┌────────

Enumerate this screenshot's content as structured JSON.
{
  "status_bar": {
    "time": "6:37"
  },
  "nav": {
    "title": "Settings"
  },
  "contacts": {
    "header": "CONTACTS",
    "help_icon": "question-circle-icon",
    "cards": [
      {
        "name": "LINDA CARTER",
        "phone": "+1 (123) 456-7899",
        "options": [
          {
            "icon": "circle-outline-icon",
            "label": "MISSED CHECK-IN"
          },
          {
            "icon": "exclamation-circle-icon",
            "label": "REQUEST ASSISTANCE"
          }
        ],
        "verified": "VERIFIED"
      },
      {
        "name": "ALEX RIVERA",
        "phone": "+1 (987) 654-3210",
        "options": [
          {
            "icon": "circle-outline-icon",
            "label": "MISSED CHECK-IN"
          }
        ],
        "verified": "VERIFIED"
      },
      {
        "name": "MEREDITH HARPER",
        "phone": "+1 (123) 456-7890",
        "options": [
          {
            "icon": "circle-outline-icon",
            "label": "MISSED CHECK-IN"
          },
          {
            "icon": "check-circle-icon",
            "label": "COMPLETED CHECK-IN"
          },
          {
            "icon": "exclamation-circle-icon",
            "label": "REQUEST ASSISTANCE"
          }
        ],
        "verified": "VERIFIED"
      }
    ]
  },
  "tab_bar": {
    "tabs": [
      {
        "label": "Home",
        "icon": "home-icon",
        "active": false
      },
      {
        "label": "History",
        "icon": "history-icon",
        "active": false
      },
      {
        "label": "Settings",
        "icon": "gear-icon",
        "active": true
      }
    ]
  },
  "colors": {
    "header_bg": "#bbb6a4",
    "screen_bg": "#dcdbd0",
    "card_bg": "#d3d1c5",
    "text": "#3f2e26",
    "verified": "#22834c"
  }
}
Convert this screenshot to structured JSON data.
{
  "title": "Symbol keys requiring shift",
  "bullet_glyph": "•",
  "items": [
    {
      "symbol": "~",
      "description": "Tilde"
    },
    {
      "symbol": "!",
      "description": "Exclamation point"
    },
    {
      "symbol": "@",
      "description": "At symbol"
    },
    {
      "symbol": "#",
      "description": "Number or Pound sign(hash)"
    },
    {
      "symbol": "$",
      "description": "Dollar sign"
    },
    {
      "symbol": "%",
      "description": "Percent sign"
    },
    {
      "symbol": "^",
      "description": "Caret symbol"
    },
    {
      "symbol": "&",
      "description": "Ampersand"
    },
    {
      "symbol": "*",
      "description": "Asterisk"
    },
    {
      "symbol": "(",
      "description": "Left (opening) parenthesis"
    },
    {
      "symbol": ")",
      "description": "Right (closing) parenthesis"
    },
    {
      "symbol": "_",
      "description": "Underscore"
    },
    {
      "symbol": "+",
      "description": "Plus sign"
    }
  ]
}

└────────

Work to be completed -
Write out the whole listing again. Match it word for word.

Result for this task -
Enumerate this screenshot's content as structured JSON.
{
  "status_bar": {
    "time": "6:37"
  },
  "nav": {
    "title": "Settings"
  },
  "contacts": {
    "header": "CONTACTS",
    "help_icon": "question-circle-icon",
    "cards": [
      {
        "name": "LINDA CARTER",
        "phone": "+1 (123) 456-7899",
        "options": [
          {
            "icon": "circle-outline-icon",
            "label": "MISSED CHECK-IN"
          },
          {
            "icon": "exclamation-circle-icon",
            "label": "REQUEST ASSISTANCE"
          }
        ],
        "verified": "VERIFIED"
      },
      {
        "name": "ALEX RIVERA",
        "phone": "+1 (987) 654-3210",
        "options": [
          {
            "icon": "circle-outline-icon",
            "label": "MISSED CHECK-IN"
          }
        ],
        "verified": "VERIFIED"
      },
      {
        "name": "MEREDITH HARPER",
        "phone": "+1 (123) 456-7890",
        "options": [
          {
            "icon": "circle-outline-icon",
            "label": "MISSED CHECK-IN"
          },
          {
            "icon": "check-circle-icon",
            "label": "COMPLETED CHECK-IN"
          },
          {
            "icon": "exclamation-circle-icon",
            "label": "REQUEST ASSISTANCE"
          }
        ],
        "verified": "VERIFIED"
      }
    ]
  },
  "tab_bar": {
    "tabs": [
      {
        "label": "Home",
        "icon": "home-icon",
        "active": false
      },
      {
        "label": "History",
        "icon": "history-icon",
        "active": false
      },
      {
        "label": "Settings",
        "icon": "gear-icon",
        "active": true
      }
    ]
  },
  "colors": {
    "header_bg": "#bbb6a4",
    "screen_bg": "#dcdbd0",
    "card_bg": "#d3d1c5",
    "text": "#3f2e26",
    "verified": "#22834c"
  }
}
Convert this screenshot to structured JSON data.
{
  "title": "Symbol keys requiring shift",
  "bullet_glyph": "•",
  "items": [
    {
      "symbol": "~",
      "description": "Tilde"
    },
    {
      "symbol": "!",
      "description": "Exclamation point"
    },
    {
      "symbol": "@",
      "description": "At symbol"
    },
    {
      "symbol": "#",
      "description": "Number or Pound sign(hash)"
    },
    {
      "symbol": "$",
      "description": "Dollar sign"
    },
    {
      "symbol": "%",
      "description": "Percent sign"
    },
    {
      "symbol": "^",
      "description": "Caret symbol"
    },
    {
      "symbol": "&",
      "description": "Ampersand"
    },
    {
      "symbol": "*",
      "description": "Asterisk"
    },
    {
      "symbol": "(",
      "description": "Left (opening) parenthesis"
    },
    {
      "symbol": ")",
      "description": "Right (closing) parenthesis"
    },
    {
      "symbol": "_",
      "description": "Underscore"
    },
    {
      "symbol": "+",
      "description": "Plus sign"
    }
  ]
}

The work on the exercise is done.